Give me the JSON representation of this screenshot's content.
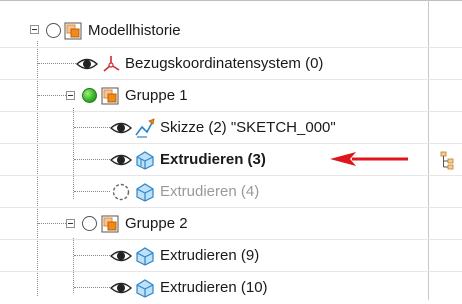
{
  "tree": {
    "items": [
      {
        "label": "Modellhistorie"
      },
      {
        "label": "Bezugskoordinatensystem (0)"
      },
      {
        "label": "Gruppe 1"
      },
      {
        "label": "Skizze (2) \"SKETCH_000\""
      },
      {
        "label": "Extrudieren (3)"
      },
      {
        "label": "Extrudieren (4)"
      },
      {
        "label": "Gruppe 2"
      },
      {
        "label": "Extrudieren (9)"
      },
      {
        "label": "Extrudieren (10)"
      }
    ]
  },
  "colors": {
    "arrow": "#e0141a",
    "group_icon": "#f08a1c",
    "feature_icon": "#2a86c9",
    "active_state": "#38b52a"
  },
  "icons": {
    "visibility": "eye-icon",
    "group": "group-folder-icon",
    "coordinate_system": "coordinate-system-icon",
    "sketch": "sketch-icon",
    "extrude": "extrude-icon"
  }
}
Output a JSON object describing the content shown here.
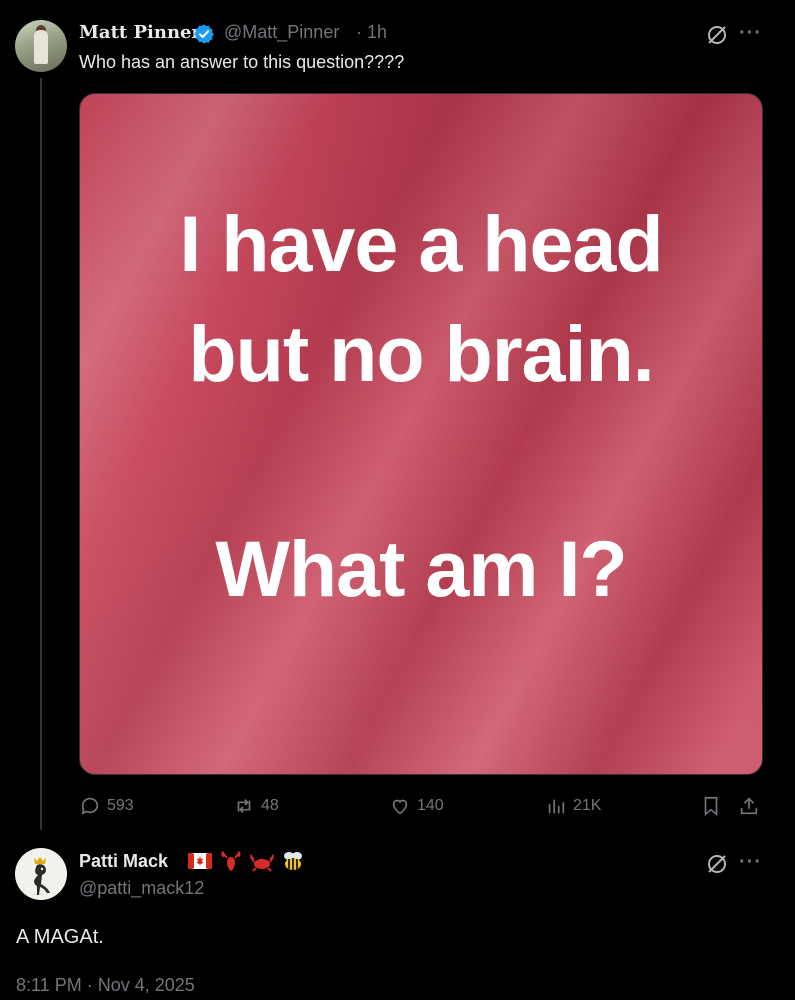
{
  "post": {
    "author_name": "Matt Pinner",
    "handle": "@Matt_Pinner",
    "age": "· 1h",
    "text": "Who has an answer to this question????",
    "image_text": {
      "line1": "I have a head",
      "line2": "but no brain.",
      "line3": "What am I?"
    },
    "stats": {
      "replies": "593",
      "reposts": "48",
      "likes": "140",
      "views": "21K"
    },
    "more": "···"
  },
  "reply": {
    "author_name": "Patti Mack",
    "handle": "@patti_mack12",
    "text": "A MAGAt.",
    "timestamp": "8:11 PM · Nov 4, 2025",
    "more": "···",
    "name_emojis": [
      "canada-flag",
      "lobster",
      "crab",
      "bee"
    ]
  },
  "colors": {
    "background": "#000000",
    "text": "#e7e9ea",
    "muted": "#71767b",
    "verified": "#1d9bf0",
    "image_pink": "#c84a5e"
  }
}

- - - - - - -

STATED EXERCISE —
Filter the records down to the lines that contain the string "label", and copy those lines.

RESULT —
        "label": "Modellhistorie"
        "label": "Bezugskoordinatensystem (0)"
        "label": "Gruppe 1"
        "label": "Skizze (2) \"SKETCH_000\""
        "label": "Extrudieren (3)"
        "label": "Extrudieren (4)"
        "label": "Gruppe 2"
        "label": "Extrudieren (9)"
        "label": "Extrudieren (10)"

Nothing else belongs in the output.